----- Raw data

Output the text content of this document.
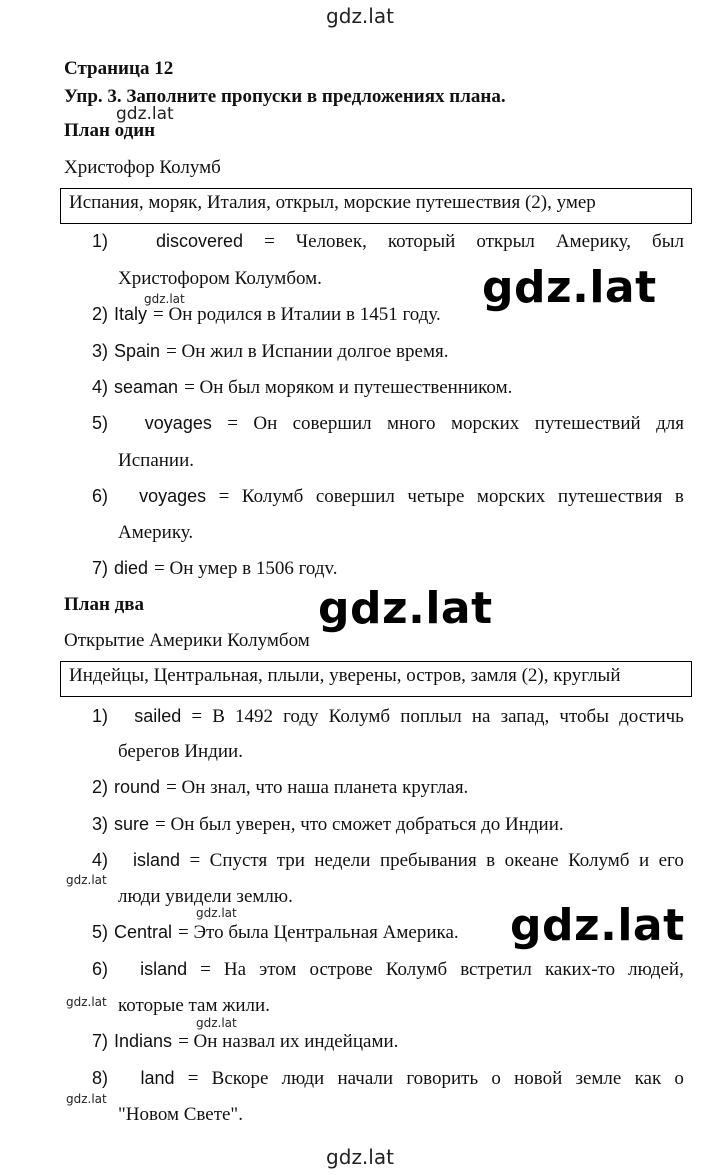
gdz.lat
gdz.lat
gdz.lat
gdz.lat
gdz.lat
gdz.lat
gdz.lat	gdz.lat
gdz.lat
gdz.lat
gdz.lat
gdz.lat
Страница 12
Упр. 3. Заполните пропуски в предложениях плана.
План один
Христофор Колумб
Испания, моряк, Италия, открыл, морские путешествия (2), умер
1)	discovered = Человек, который открыл Америку, был
Христофором Колумбом.
2) Italy = Он родился в Италии в 1451 году.
3) Spain = Он жил в Испании долгое время.
4) seaman = Он был моряком и путешественником.
5) voyages = Он совершил много морских путешествий для
Испании.
6) voyages = Колумб совершил четыре морских путешествия в
Америку.
7) died = Он умер в 1506 годv.
План два
Открытие Америки Колумбом
Индейцы, Центральная, плыли, уверены, остров, замля (2), круглый
1) sailed = В 1492 году Колумб поплыл на запад, чтобы достичь
берегов Индии.
2) round = Он знал, что наша планета круглая.
3) sure = Он был уверен, что сможет добраться до Индии.
4) island = Спустя три недели пребывания в океане Колумб и его
люди увидели землю.
5) Central = Это была Центральная Америка.
6) island = На этом острове Колумб встретил каких-то людей,
которые там жили.
7) Indians = Он назвал их индейцами.
8) land = Вскоре люди начали говорить о новой земле как о
"Новом Свете".
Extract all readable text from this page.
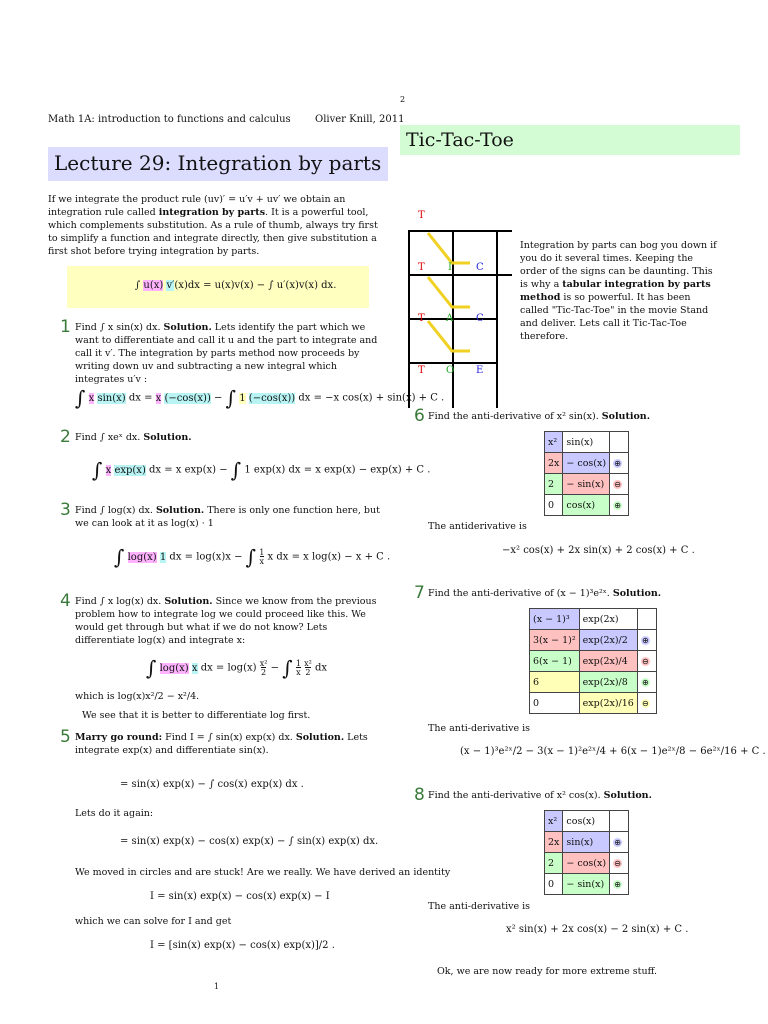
2
1
Math 1A: introduction to functions and calculus Oliver Knill, 2011
Lecture 29: Integration by parts
If we integrate the product rule (uv)′ = u′v + uv′ we obtain an integration rule called integration by parts. It is a powerful tool, which complements substitution. As a rule of thumb, always try first to simplify a function and integrate directly, then give substitution a first shot before trying integration by parts.
∫ u(x) v′(x)dx = u(x)v(x) − ∫ u′(x)v(x) dx.
1 Find ∫ x sin(x) dx. Solution. Lets identify the part which we want to differentiate and call it u and the part to integrate and call it v′. The integration by parts method now proceeds by writing down uv and subtracting a new integral which integrates u′v :
∫ x sin(x) dx = x (−cos(x)) − ∫ 1 (−cos(x)) dx = −x cos(x) + sin(x) + C .
2 Find ∫ xeˣ dx. Solution.
∫ x exp(x) dx = x exp(x) − ∫ 1 exp(x) dx = x exp(x) − exp(x) + C .
3 Find ∫ log(x) dx. Solution. There is only one function here, but we can look at it as log(x) · 1
∫ log(x) 1 dx = log(x)x − ∫ 1
x x dx = x log(x) − x + C .
4 Find ∫ x log(x) dx. Solution. Since we know from the previous problem how to integrate log we could proceed like this. We would get through but what if we do not know? Lets differentiate log(x) and integrate x:
∫ log(x) x dx = log(x) x²
2 − ∫ 1
x x²
2 dx
which is log(x)x²/2 − x²/4.
We see that it is better to differentiate log first.
5 Marry go round: Find I = ∫ sin(x) exp(x) dx. Solution. Lets integrate exp(x) and differentiate sin(x).
= sin(x) exp(x) − ∫ cos(x) exp(x) dx .
Lets do it again:
= sin(x) exp(x) − cos(x) exp(x) − ∫ sin(x) exp(x) dx.
We moved in circles and are stuck! Are we really. We have derived an identity
I = sin(x) exp(x) − cos(x) exp(x) − I
which we can solve for I and get
I = [sin(x) exp(x) − cos(x) exp(x)]/2 .
Tic-Tac-Toe
T
T I C
T A C
T O E
Integration by parts can bog you down if you do it several times. Keeping the order of the signs can be daunting. This is why a tabular integration by parts method is so powerful. It has been called "Tic-Tac-Toe" in the movie Stand and deliver. Lets call it Tic-Tac-Toe therefore.
6 Find the anti-derivative of x² sin(x). Solution.
x²	sin(x)	
2x	− cos(x)	⊕
2	− sin(x)	⊖
0	cos(x)	⊕
The antiderivative is
−x² cos(x) + 2x sin(x) + 2 cos(x) + C .
7 Find the anti-derivative of (x − 1)³e²ˣ. Solution.
(x − 1)³	exp(2x)	
3(x − 1)²	exp(2x)/2	⊕
6(x − 1)	exp(2x)/4	⊖
6	exp(2x)/8	⊕
0	exp(2x)/16	⊖
The anti-derivative is
(x − 1)³e²ˣ/2 − 3(x − 1)²e²ˣ/4 + 6(x − 1)e²ˣ/8 − 6e²ˣ/16 + C .
8 Find the anti-derivative of x² cos(x). Solution.
x²	cos(x)	
2x	sin(x)	⊕
2	− cos(x)	⊖
0	− sin(x)	⊕
The anti-derivative is
x² sin(x) + 2x cos(x) − 2 sin(x) + C .
Ok, we are now ready for more extreme stuff.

----------

Repeat each entry precisely as it appears. Leave the pictures out.

Exercise response =
Output the text content of this document.
gdz.lat
gdz.lat
gdz.lat
gdz.lat
gdz.lat
gdz.lat
gdz.lat	gdz.lat
gdz.lat
gdz.lat
gdz.lat
gdz.lat
Страница 12
Упр. 3. Заполните пропуски в предложениях плана.
План один
Христофор Колумб
Испания, моряк, Италия, открыл, морские путешествия (2), умер
1)	discovered = Человек, который открыл Америку, был
Христофором Колумбом.
2) Italy = Он родился в Италии в 1451 году.
3) Spain = Он жил в Испании долгое время.
4) seaman = Он был моряком и путешественником.
5) voyages = Он совершил много морских путешествий для
Испании.
6) voyages = Колумб совершил четыре морских путешествия в
Америку.
7) died = Он умер в 1506 годv.
План два
Открытие Америки Колумбом
Индейцы, Центральная, плыли, уверены, остров, замля (2), круглый
1) sailed = В 1492 году Колумб поплыл на запад, чтобы достичь
берегов Индии.
2) round = Он знал, что наша планета круглая.
3) sure = Он был уверен, что сможет добраться до Индии.
4) island = Спустя три недели пребывания в океане Колумб и его
люди увидели землю.
5) Central = Это была Центральная Америка.
6) island = На этом острове Колумб встретил каких-то людей,
которые там жили.
7) Indians = Он назвал их индейцами.
8) land = Вскоре люди начали говорить о новой земле как о
"Новом Свете".
Extract all readable text from this page.
2
1
Math 1A: introduction to functions and calculus Oliver Knill, 2011
Lecture 29: Integration by parts
If we integrate the product rule (uv)′ = u′v + uv′ we obtain an integration rule called integration by parts. It is a powerful tool, which complements substitution. As a rule of thumb, always try first to simplify a function and integrate directly, then give substitution a first shot before trying integration by parts.
∫ u(x) v′(x)dx = u(x)v(x) − ∫ u′(x)v(x) dx.
1 Find ∫ x sin(x) dx. Solution. Lets identify the part which we want to differentiate and call it u and the part to integrate and call it v′. The integration by parts method now proceeds by writing down uv and subtracting a new integral which integrates u′v :
∫ x sin(x) dx = x (−cos(x)) − ∫ 1 (−cos(x)) dx = −x cos(x) + sin(x) + C .
2 Find ∫ xeˣ dx. Solution.
∫ x exp(x) dx = x exp(x) − ∫ 1 exp(x) dx = x exp(x) − exp(x) + C .
3 Find ∫ log(x) dx. Solution. There is only one function here, but we can look at it as log(x) · 1
∫ log(x) 1 dx = log(x)x − ∫ 1
x x dx = x log(x) − x + C .
4 Find ∫ x log(x) dx. Solution. Since we know from the previous problem how to integrate log we could proceed like this. We would get through but what if we do not know? Lets differentiate log(x) and integrate x:
∫ log(x) x dx = log(x) x²
2 − ∫ 1
x x²
2 dx
which is log(x)x²/2 − x²/4.
We see that it is better to differentiate log first.
5 Marry go round: Find I = ∫ sin(x) exp(x) dx. Solution. Lets integrate exp(x) and differentiate sin(x).
= sin(x) exp(x) − ∫ cos(x) exp(x) dx .
Lets do it again:
= sin(x) exp(x) − cos(x) exp(x) − ∫ sin(x) exp(x) dx.
We moved in circles and are stuck! Are we really. We have derived an identity
I = sin(x) exp(x) − cos(x) exp(x) − I
which we can solve for I and get
I = [sin(x) exp(x) − cos(x) exp(x)]/2 .
Tic-Tac-Toe
T
T I C
T A C
T O E
Integration by parts can bog you down if you do it several times. Keeping the order of the signs can be daunting. This is why a tabular integration by parts method is so powerful. It has been called "Tic-Tac-Toe" in the movie Stand and deliver. Lets call it Tic-Tac-Toe therefore.
6 Find the anti-derivative of x² sin(x). Solution.
x²	sin(x)	
2x	− cos(x)	⊕
2	− sin(x)	⊖
0	cos(x)	⊕
The antiderivative is
−x² cos(x) + 2x sin(x) + 2 cos(x) + C .
7 Find the anti-derivative of (x − 1)³e²ˣ. Solution.
(x − 1)³	exp(2x)	
3(x − 1)²	exp(2x)/2	⊕
6(x − 1)	exp(2x)/4	⊖
6	exp(2x)/8	⊕
0	exp(2x)/16	⊖
The anti-derivative is
(x − 1)³e²ˣ/2 − 3(x − 1)²e²ˣ/4 + 6(x − 1)e²ˣ/8 − 6e²ˣ/16 + C .
8 Find the anti-derivative of x² cos(x). Solution.
x²	cos(x)	
2x	sin(x)	⊕
2	− cos(x)	⊖
0	− sin(x)	⊕
The anti-derivative is
x² sin(x) + 2x cos(x) − 2 sin(x) + C .
Ok, we are now ready for more extreme stuff.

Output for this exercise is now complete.